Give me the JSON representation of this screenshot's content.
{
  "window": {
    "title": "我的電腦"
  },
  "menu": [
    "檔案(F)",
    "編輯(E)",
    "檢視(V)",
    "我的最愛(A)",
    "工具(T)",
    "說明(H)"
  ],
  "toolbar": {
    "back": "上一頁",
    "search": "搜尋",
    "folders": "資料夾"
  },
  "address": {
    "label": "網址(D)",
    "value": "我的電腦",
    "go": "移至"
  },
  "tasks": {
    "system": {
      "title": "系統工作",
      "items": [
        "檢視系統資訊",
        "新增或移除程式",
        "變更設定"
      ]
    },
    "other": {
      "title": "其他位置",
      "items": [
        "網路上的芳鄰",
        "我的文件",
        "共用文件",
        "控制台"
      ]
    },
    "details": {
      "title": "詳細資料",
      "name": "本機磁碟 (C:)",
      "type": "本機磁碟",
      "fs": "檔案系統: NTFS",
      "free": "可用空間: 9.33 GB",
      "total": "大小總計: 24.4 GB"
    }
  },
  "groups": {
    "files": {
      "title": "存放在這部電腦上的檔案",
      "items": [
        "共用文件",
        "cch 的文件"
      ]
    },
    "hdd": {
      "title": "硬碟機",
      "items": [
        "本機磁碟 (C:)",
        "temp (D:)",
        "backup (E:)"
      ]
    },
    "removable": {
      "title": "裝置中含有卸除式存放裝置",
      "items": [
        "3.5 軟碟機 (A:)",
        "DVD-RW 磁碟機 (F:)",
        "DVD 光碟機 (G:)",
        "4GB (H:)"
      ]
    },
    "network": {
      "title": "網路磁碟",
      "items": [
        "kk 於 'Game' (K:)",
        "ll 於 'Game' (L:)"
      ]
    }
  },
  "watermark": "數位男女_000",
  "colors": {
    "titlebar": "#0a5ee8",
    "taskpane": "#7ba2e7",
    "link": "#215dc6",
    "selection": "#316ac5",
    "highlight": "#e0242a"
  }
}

◆ EXERCISE OBJECTIVE: Restate every record exactly, leaving nothing out.

◆ RIGHT ANSWER:
Give me the JSON representation of this screenshot's content.
{
  "window": {
    "title": "我的電腦"
  },
  "menu": [
    "檔案(F)",
    "編輯(E)",
    "檢視(V)",
    "我的最愛(A)",
    "工具(T)",
    "說明(H)"
  ],
  "toolbar": {
    "back": "上一頁",
    "search": "搜尋",
    "folders": "資料夾"
  },
  "address": {
    "label": "網址(D)",
    "value": "我的電腦",
    "go": "移至"
  },
  "tasks": {
    "system": {
      "title": "系統工作",
      "items": [
        "檢視系統資訊",
        "新增或移除程式",
        "變更設定"
      ]
    },
    "other": {
      "title": "其他位置",
      "items": [
        "網路上的芳鄰",
        "我的文件",
        "共用文件",
        "控制台"
      ]
    },
    "details": {
      "title": "詳細資料",
      "name": "本機磁碟 (C:)",
      "type": "本機磁碟",
      "fs": "檔案系統: NTFS",
      "free": "可用空間: 9.33 GB",
      "total": "大小總計: 24.4 GB"
    }
  },
  "groups": {
    "files": {
      "title": "存放在這部電腦上的檔案",
      "items": [
        "共用文件",
        "cch 的文件"
      ]
    },
    "hdd": {
      "title": "硬碟機",
      "items": [
        "本機磁碟 (C:)",
        "temp (D:)",
        "backup (E:)"
      ]
    },
    "removable": {
      "title": "裝置中含有卸除式存放裝置",
      "items": [
        "3.5 軟碟機 (A:)",
        "DVD-RW 磁碟機 (F:)",
        "DVD 光碟機 (G:)",
        "4GB (H:)"
      ]
    },
    "network": {
      "title": "網路磁碟",
      "items": [
        "kk 於 'Game' (K:)",
        "ll 於 'Game' (L:)"
      ]
    }
  },
  "watermark": "數位男女_000",
  "colors": {
    "titlebar": "#0a5ee8",
    "taskpane": "#7ba2e7",
    "link": "#215dc6",
    "selection": "#316ac5",
    "highlight": "#e0242a"
  }
}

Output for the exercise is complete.